TEXT PROVIDED:

--- --- ---

Telemetry Based Models Will Be Democratized

In November, 37signals’ Noah Lorang wrote about how the Chicago-based SaaS provider had been using telemetry to improve its offerings. Generating a terabyte of log data from Rails, Nginx, HAproxy and so on a day, the company couldn’t rightly be classified as a Big Data problem similar to a Facebook or Google, it was nevertheless enough data to be an obstacle. As Lorang described the challenges of working with their telemetry:

None of this is an insurmountable problem, and it’s all pretty typical of “medium” data – enough data you have to think about the best way to manage and analyze it, but not “big” data like Facebook or Google…The challenges of this medium amount of data are, however, enough that I occasionally wish for a better solution for extracting information from logs or a way to enable more interaction with large amounts of data in our internal analytics application.

And then Cloudera released Impala. Suddenly queries that took two and a half or three minutes to run on MySQL came back in two or three seconds. Their rough benchmarks indicated an average improvement of 96%, in fact. Overnight, at no up front cost, 37signals had the same ability to explore and mine its generated telemetry that they would if they were sorting small spreadsheets in Excel.

As many have commented on, 2013 is going to be a big year for real time querying of medium to large datasets. Predicting that tools like Impala and Storm will be popular this year is like predicting the sun will rise in the east. What’s more interesting is how such tools will be leveraged.

The bet here is that the 37signals experience will be predictive, and that many shops will begin collecting and mining their generated telemetry in search of performance gains, feature improvements or even additional value added services for customers. There’s not much choice in the matter: if competitors will be using their telemetry, businesses will be forced to use theirs to keep up. And the democratization via open source nature of these tools will enable this.

The Most Important Cloud Question Will Be Not Whether to Use it But How Much Am I Already Using?

At a conference in 2012, an executive at a systems vendor sheepishly admitted to using AWS to complete an internal project. The shadow-IT-style effort was typical of cloud projects; fast-moving but of only transient importance. At the end of the project, the engineers’ expense report included a $40,000 bill for Amazon’s services. The amount didn’t happen to be a problem in this case, as it was of strategic importance. The surprise at the total, rather, was the issue.

And this was for services that were actually leveraged. In many cases, businesses are paying for instances that are highly under-utilized. One study of 250,000 AWS instances indicated that the utilization rates by instance type were 16.7% (Small), 11.9% (Medium), 12.8% (Large), 3.9% (Huge). Imagine facing an enormous bill for infrastructure you hadn’t even used.

For those enterprises that have yet to experience this cloud sticker shock on some level, it’s just a matter of time. As Jevon’s Paradox states, as technology increases the efficiency of resource consumption, the rate of consumption of that resource will rise in response. In simpler terms, the easier cloud vendors make consuming cloud resources, the more cloud resources that are consumed.

And while the cloud model generally and price competition specifically have acted to make cloud resources more and more affordable, at scale even small costs add up. As executives everywhere are discovering.

It should be no surprise, then, that a cottage industry of startups (Cloudability, Newvem, PlanForCloud (Rightscale), etc) has emerged to provide not only visibility into total costs, but proactive advice on utilization rates and optimization functionality.

While much speculation will still center on whether enterprises are or should be using public cloud resources, then, intelligent organizations will acknowledge that, like it or not, they will be using the public cloud in some form and seek the ability to measure that usage carefully.

--- --- ---

(Structured page parsing data)
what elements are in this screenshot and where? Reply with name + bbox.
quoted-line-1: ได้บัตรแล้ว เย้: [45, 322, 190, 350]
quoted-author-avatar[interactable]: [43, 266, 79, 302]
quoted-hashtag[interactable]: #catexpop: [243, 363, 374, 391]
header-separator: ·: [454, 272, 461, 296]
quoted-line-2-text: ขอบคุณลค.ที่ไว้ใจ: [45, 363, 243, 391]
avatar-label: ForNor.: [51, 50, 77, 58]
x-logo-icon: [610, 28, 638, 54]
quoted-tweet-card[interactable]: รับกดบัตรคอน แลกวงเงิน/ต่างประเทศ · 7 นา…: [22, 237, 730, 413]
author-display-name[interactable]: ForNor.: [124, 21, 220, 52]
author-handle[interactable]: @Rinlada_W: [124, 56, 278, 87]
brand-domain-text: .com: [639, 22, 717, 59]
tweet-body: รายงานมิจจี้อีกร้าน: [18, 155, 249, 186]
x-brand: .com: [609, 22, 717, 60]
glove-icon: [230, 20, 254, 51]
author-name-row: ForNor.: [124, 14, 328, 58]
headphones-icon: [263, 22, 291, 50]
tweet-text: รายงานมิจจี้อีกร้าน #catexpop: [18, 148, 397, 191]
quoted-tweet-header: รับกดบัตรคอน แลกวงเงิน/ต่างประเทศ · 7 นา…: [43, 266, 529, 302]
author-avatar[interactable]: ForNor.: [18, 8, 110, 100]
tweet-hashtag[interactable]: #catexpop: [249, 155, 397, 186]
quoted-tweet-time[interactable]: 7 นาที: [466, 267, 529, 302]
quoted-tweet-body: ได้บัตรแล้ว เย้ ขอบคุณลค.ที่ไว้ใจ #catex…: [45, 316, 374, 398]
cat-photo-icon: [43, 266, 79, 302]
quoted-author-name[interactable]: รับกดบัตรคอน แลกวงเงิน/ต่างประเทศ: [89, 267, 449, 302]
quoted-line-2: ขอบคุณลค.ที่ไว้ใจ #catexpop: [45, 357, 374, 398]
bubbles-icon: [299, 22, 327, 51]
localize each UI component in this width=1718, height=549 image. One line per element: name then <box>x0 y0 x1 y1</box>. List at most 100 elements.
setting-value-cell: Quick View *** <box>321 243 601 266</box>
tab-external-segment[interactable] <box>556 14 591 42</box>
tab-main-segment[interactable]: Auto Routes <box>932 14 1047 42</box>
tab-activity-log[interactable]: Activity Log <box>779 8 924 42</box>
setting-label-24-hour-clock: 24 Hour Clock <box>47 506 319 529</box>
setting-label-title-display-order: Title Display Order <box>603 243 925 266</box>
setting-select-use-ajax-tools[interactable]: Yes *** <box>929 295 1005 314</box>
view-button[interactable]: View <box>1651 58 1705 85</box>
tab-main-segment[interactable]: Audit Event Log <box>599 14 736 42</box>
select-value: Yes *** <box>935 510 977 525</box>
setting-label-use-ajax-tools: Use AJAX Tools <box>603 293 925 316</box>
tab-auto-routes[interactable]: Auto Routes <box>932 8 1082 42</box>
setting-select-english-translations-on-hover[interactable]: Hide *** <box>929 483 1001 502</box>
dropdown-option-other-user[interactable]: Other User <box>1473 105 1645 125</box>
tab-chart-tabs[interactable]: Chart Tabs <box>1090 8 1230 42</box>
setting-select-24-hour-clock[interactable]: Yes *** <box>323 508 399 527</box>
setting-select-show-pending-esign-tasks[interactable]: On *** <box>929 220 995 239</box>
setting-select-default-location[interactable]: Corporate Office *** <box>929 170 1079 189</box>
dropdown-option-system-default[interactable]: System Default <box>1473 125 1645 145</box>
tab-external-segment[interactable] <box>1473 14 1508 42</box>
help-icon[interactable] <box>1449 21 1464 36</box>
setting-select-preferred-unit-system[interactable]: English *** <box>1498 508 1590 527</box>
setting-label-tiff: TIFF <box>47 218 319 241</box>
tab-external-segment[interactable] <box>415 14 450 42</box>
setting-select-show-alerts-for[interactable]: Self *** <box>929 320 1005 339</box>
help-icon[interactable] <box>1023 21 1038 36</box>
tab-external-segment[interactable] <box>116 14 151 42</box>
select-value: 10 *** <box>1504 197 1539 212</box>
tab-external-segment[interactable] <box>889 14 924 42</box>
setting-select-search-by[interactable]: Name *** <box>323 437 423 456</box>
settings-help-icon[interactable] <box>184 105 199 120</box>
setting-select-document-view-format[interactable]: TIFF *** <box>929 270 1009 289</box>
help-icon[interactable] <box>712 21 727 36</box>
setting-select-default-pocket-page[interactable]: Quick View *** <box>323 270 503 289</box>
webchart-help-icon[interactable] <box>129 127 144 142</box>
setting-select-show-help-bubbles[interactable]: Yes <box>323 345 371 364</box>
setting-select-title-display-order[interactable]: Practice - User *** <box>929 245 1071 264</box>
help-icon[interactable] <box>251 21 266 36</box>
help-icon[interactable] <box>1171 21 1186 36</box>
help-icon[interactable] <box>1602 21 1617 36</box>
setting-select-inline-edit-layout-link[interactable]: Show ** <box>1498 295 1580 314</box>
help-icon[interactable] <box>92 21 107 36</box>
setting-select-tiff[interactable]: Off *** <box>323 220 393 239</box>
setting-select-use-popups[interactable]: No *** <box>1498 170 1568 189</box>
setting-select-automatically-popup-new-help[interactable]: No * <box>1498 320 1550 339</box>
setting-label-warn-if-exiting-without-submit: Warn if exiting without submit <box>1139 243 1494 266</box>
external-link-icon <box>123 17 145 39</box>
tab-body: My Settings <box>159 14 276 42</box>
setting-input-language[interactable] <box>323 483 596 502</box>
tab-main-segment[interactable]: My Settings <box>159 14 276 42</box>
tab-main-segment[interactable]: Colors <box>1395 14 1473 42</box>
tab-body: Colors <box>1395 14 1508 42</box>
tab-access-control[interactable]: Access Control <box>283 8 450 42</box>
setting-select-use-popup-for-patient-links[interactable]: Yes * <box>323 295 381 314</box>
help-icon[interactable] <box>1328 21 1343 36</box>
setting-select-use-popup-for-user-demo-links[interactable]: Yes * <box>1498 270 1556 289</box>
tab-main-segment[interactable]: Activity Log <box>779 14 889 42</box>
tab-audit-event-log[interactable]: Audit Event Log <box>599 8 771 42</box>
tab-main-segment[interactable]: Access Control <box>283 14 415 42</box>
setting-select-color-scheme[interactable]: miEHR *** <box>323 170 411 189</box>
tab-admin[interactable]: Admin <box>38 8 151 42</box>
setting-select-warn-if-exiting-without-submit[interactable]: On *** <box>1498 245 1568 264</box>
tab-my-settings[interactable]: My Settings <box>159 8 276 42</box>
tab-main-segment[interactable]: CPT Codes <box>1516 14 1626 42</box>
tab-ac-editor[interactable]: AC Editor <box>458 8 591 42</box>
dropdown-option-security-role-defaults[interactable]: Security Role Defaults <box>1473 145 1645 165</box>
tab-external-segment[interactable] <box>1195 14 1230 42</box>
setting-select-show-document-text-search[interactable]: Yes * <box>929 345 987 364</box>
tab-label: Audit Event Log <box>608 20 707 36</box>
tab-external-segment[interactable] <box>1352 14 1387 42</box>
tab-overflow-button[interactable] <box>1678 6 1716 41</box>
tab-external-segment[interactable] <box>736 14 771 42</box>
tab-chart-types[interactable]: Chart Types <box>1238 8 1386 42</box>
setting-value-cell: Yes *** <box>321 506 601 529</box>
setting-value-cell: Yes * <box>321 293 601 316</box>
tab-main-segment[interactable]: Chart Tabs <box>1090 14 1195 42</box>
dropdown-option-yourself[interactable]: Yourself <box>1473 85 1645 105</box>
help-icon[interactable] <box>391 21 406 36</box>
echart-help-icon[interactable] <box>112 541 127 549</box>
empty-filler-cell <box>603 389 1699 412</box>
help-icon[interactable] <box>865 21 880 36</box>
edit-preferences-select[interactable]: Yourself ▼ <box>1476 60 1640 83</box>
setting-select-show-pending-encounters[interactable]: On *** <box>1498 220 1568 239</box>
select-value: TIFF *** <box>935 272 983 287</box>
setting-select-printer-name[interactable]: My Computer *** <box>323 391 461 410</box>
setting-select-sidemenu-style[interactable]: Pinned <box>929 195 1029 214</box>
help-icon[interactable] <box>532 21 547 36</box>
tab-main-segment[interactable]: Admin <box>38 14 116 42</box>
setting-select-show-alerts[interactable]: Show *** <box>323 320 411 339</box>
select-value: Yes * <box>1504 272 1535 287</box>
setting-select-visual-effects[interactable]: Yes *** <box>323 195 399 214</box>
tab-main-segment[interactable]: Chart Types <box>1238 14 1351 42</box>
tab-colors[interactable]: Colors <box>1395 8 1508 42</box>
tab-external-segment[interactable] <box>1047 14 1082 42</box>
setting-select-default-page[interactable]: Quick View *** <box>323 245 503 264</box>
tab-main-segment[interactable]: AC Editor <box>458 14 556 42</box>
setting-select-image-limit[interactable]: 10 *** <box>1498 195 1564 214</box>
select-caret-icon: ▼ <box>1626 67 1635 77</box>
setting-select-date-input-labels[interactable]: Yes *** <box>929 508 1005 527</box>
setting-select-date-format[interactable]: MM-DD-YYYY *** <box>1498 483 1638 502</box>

--- --- ---

WHAT TO DO: Could you print the stretch of the article on telemetry and cloud costs from "At a conference" through "hadn’t even used."?

REPLY TO THE EXERCISE:
At a conference in 2012, an executive at a systems vendor sheepishly admitted to using AWS to complete an internal project. The shadow-IT-style effort was typical of cloud projects; fast-moving but of only transient importance. At the end of the project, the engineers’ expense report included a $40,000 bill for Amazon’s services. The amount didn’t happen to be a problem in this case, as it was of strategic importance. The surprise at the total, rather, was the issue.

And this was for services that were actually leveraged. In many cases, businesses are paying for instances that are highly under-utilized. One study of 250,000 AWS instances indicated that the utilization rates by instance type were 16.7% (Small), 11.9% (Medium), 12.8% (Large), 3.9% (Huge). Imagine facing an enormous bill for infrastructure you hadn’t even used.